Directions for this task: Will you extract the entries word for word? Images should not appear in the copy.

[Collection entries]

####################

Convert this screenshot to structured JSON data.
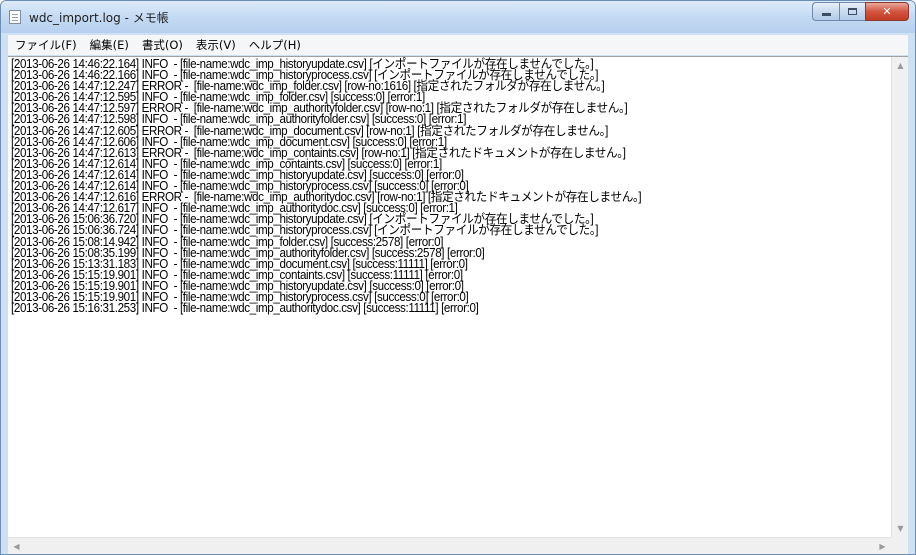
{
  "window": {
    "title": "wdc_import.log - メモ帳",
    "icon": "notepad-icon",
    "buttons": {
      "minimize": "minimize-icon",
      "maximize": "maximize-icon",
      "close": "close-icon",
      "close_glyph": "✕"
    }
  },
  "menu": [
    "ファイル(F)",
    "編集(E)",
    "書式(O)",
    "表示(V)",
    "ヘルプ(H)"
  ],
  "log_lines": [
    "[2013-06-26 14:46:22.164] INFO  - [file-name:wdc_imp_historyupdate.csv] [インポートファイルが存在しませんでした。]",
    "[2013-06-26 14:46:22.166] INFO  - [file-name:wdc_imp_historyprocess.csv] [インポートファイルが存在しませんでした。]",
    "[2013-06-26 14:47:12.247] ERROR -  [file-name:wdc_imp_folder.csv] [row-no:1616] [指定されたフォルダが存在しません。]",
    "[2013-06-26 14:47:12.595] INFO  - [file-name:wdc_imp_folder.csv] [success:0] [error:1]",
    "[2013-06-26 14:47:12.597] ERROR -  [file-name:wdc_imp_authorityfolder.csv] [row-no:1] [指定されたフォルダが存在しません。]",
    "[2013-06-26 14:47:12.598] INFO  - [file-name:wdc_imp_authorityfolder.csv] [success:0] [error:1]",
    "[2013-06-26 14:47:12.605] ERROR -  [file-name:wdc_imp_document.csv] [row-no:1] [指定されたフォルダが存在しません。]",
    "[2013-06-26 14:47:12.606] INFO  - [file-name:wdc_imp_document.csv] [success:0] [error:1]",
    "[2013-06-26 14:47:12.613] ERROR -  [file-name:wdc_imp_containts.csv] [row-no:1] [指定されたドキュメントが存在しません。]",
    "[2013-06-26 14:47:12.614] INFO  - [file-name:wdc_imp_containts.csv] [success:0] [error:1]",
    "[2013-06-26 14:47:12.614] INFO  - [file-name:wdc_imp_historyupdate.csv] [success:0] [error:0]",
    "[2013-06-26 14:47:12.614] INFO  - [file-name:wdc_imp_historyprocess.csv] [success:0] [error:0]",
    "[2013-06-26 14:47:12.616] ERROR -  [file-name:wdc_imp_authoritydoc.csv] [row-no:1] [指定されたドキュメントが存在しません。]",
    "[2013-06-26 14:47:12.617] INFO  - [file-name:wdc_imp_authoritydoc.csv] [success:0] [error:1]",
    "[2013-06-26 15:06:36.720] INFO  - [file-name:wdc_imp_historyupdate.csv] [インポートファイルが存在しませんでした。]",
    "[2013-06-26 15:06:36.724] INFO  - [file-name:wdc_imp_historyprocess.csv] [インポートファイルが存在しませんでした。]",
    "[2013-06-26 15:08:14.942] INFO  - [file-name:wdc_imp_folder.csv] [success:2578] [error:0]",
    "[2013-06-26 15:08:35.199] INFO  - [file-name:wdc_imp_authorityfolder.csv] [success:2578] [error:0]",
    "[2013-06-26 15:13:31.183] INFO  - [file-name:wdc_imp_document.csv] [success:11111] [error:0]",
    "[2013-06-26 15:15:19.901] INFO  - [file-name:wdc_imp_containts.csv] [success:11111] [error:0]",
    "[2013-06-26 15:15:19.901] INFO  - [file-name:wdc_imp_historyupdate.csv] [success:0] [error:0]",
    "[2013-06-26 15:15:19.901] INFO  - [file-name:wdc_imp_historyprocess.csv] [success:0] [error:0]",
    "[2013-06-26 15:16:31.253] INFO  - [file-name:wdc_imp_authoritydoc.csv] [success:11111] [error:0]"
  ],
  "scrollbars": {
    "up": "▲",
    "down": "▼",
    "left": "◀",
    "right": "▶"
  }
}
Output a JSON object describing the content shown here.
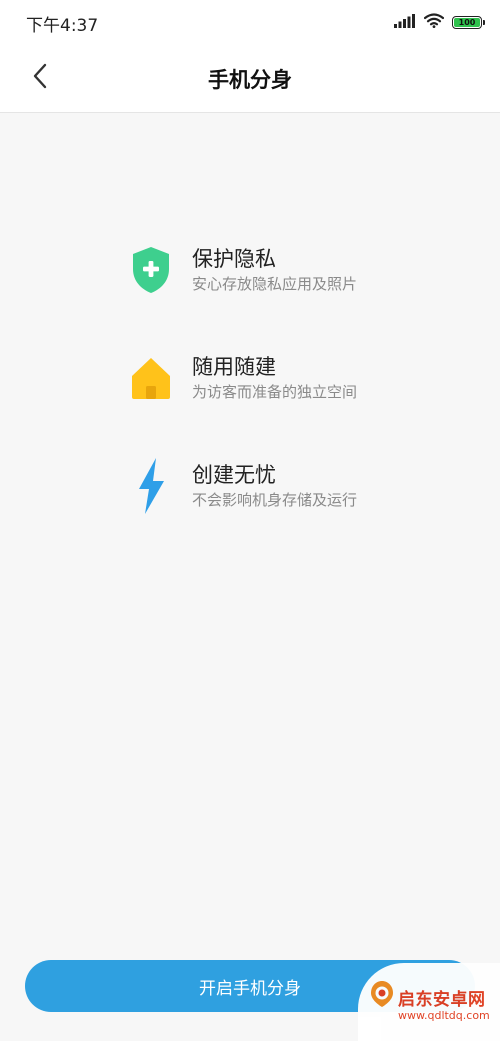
{
  "status_bar": {
    "time": "下午4:37",
    "battery_level": 100,
    "battery_text": "100",
    "battery_color": "#2fc24d"
  },
  "header": {
    "title": "手机分身",
    "back_icon": "chevron-left-icon"
  },
  "features": [
    {
      "icon": "shield-plus-icon",
      "icon_color": "#3ecf8e",
      "title": "保护隐私",
      "description": "安心存放隐私应用及照片"
    },
    {
      "icon": "house-icon",
      "icon_color": "#ffc21a",
      "title": "随用随建",
      "description": "为访客而准备的独立空间"
    },
    {
      "icon": "lightning-icon",
      "icon_color": "#2f9fe8",
      "title": "创建无忧",
      "description": "不会影响机身存储及运行"
    }
  ],
  "primary_button": {
    "label": "开启手机分身",
    "color": "#2fa0e0"
  },
  "watermark": {
    "name": "启东安卓网",
    "url": "www.qdltdq.com",
    "color": "#e03c1e"
  }
}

####################

Solution to the problem:
Convert this screenshot to structured JSON data.
{
  "window": {
    "title": "wdc_import.log - メモ帳",
    "icon": "notepad-icon",
    "buttons": {
      "minimize": "minimize-icon",
      "maximize": "maximize-icon",
      "close": "close-icon",
      "close_glyph": "✕"
    }
  },
  "menu": [
    "ファイル(F)",
    "編集(E)",
    "書式(O)",
    "表示(V)",
    "ヘルプ(H)"
  ],
  "log_lines": [
    "[2013-06-26 14:46:22.164] INFO  - [file-name:wdc_imp_historyupdate.csv] [インポートファイルが存在しませんでした。]",
    "[2013-06-26 14:46:22.166] INFO  - [file-name:wdc_imp_historyprocess.csv] [インポートファイルが存在しませんでした。]",
    "[2013-06-26 14:47:12.247] ERROR -  [file-name:wdc_imp_folder.csv] [row-no:1616] [指定されたフォルダが存在しません。]",
    "[2013-06-26 14:47:12.595] INFO  - [file-name:wdc_imp_folder.csv] [success:0] [error:1]",
    "[2013-06-26 14:47:12.597] ERROR -  [file-name:wdc_imp_authorityfolder.csv] [row-no:1] [指定されたフォルダが存在しません。]",
    "[2013-06-26 14:47:12.598] INFO  - [file-name:wdc_imp_authorityfolder.csv] [success:0] [error:1]",
    "[2013-06-26 14:47:12.605] ERROR -  [file-name:wdc_imp_document.csv] [row-no:1] [指定されたフォルダが存在しません。]",
    "[2013-06-26 14:47:12.606] INFO  - [file-name:wdc_imp_document.csv] [success:0] [error:1]",
    "[2013-06-26 14:47:12.613] ERROR -  [file-name:wdc_imp_containts.csv] [row-no:1] [指定されたドキュメントが存在しません。]",
    "[2013-06-26 14:47:12.614] INFO  - [file-name:wdc_imp_containts.csv] [success:0] [error:1]",
    "[2013-06-26 14:47:12.614] INFO  - [file-name:wdc_imp_historyupdate.csv] [success:0] [error:0]",
    "[2013-06-26 14:47:12.614] INFO  - [file-name:wdc_imp_historyprocess.csv] [success:0] [error:0]",
    "[2013-06-26 14:47:12.616] ERROR -  [file-name:wdc_imp_authoritydoc.csv] [row-no:1] [指定されたドキュメントが存在しません。]",
    "[2013-06-26 14:47:12.617] INFO  - [file-name:wdc_imp_authoritydoc.csv] [success:0] [error:1]",
    "[2013-06-26 15:06:36.720] INFO  - [file-name:wdc_imp_historyupdate.csv] [インポートファイルが存在しませんでした。]",
    "[2013-06-26 15:06:36.724] INFO  - [file-name:wdc_imp_historyprocess.csv] [インポートファイルが存在しませんでした。]",
    "[2013-06-26 15:08:14.942] INFO  - [file-name:wdc_imp_folder.csv] [success:2578] [error:0]",
    "[2013-06-26 15:08:35.199] INFO  - [file-name:wdc_imp_authorityfolder.csv] [success:2578] [error:0]",
    "[2013-06-26 15:13:31.183] INFO  - [file-name:wdc_imp_document.csv] [success:11111] [error:0]",
    "[2013-06-26 15:15:19.901] INFO  - [file-name:wdc_imp_containts.csv] [success:11111] [error:0]",
    "[2013-06-26 15:15:19.901] INFO  - [file-name:wdc_imp_historyupdate.csv] [success:0] [error:0]",
    "[2013-06-26 15:15:19.901] INFO  - [file-name:wdc_imp_historyprocess.csv] [success:0] [error:0]",
    "[2013-06-26 15:16:31.253] INFO  - [file-name:wdc_imp_authoritydoc.csv] [success:11111] [error:0]"
  ],
  "scrollbars": {
    "up": "▲",
    "down": "▼",
    "left": "◀",
    "right": "▶"
  }
}
Output a JSON object describing the content shown here.
{
  "status_bar": {
    "time": "下午4:37",
    "battery_level": 100,
    "battery_text": "100",
    "battery_color": "#2fc24d"
  },
  "header": {
    "title": "手机分身",
    "back_icon": "chevron-left-icon"
  },
  "features": [
    {
      "icon": "shield-plus-icon",
      "icon_color": "#3ecf8e",
      "title": "保护隐私",
      "description": "安心存放隐私应用及照片"
    },
    {
      "icon": "house-icon",
      "icon_color": "#ffc21a",
      "title": "随用随建",
      "description": "为访客而准备的独立空间"
    },
    {
      "icon": "lightning-icon",
      "icon_color": "#2f9fe8",
      "title": "创建无忧",
      "description": "不会影响机身存储及运行"
    }
  ],
  "primary_button": {
    "label": "开启手机分身",
    "color": "#2fa0e0"
  },
  "watermark": {
    "name": "启东安卓网",
    "url": "www.qdltdq.com",
    "color": "#e03c1e"
  }
}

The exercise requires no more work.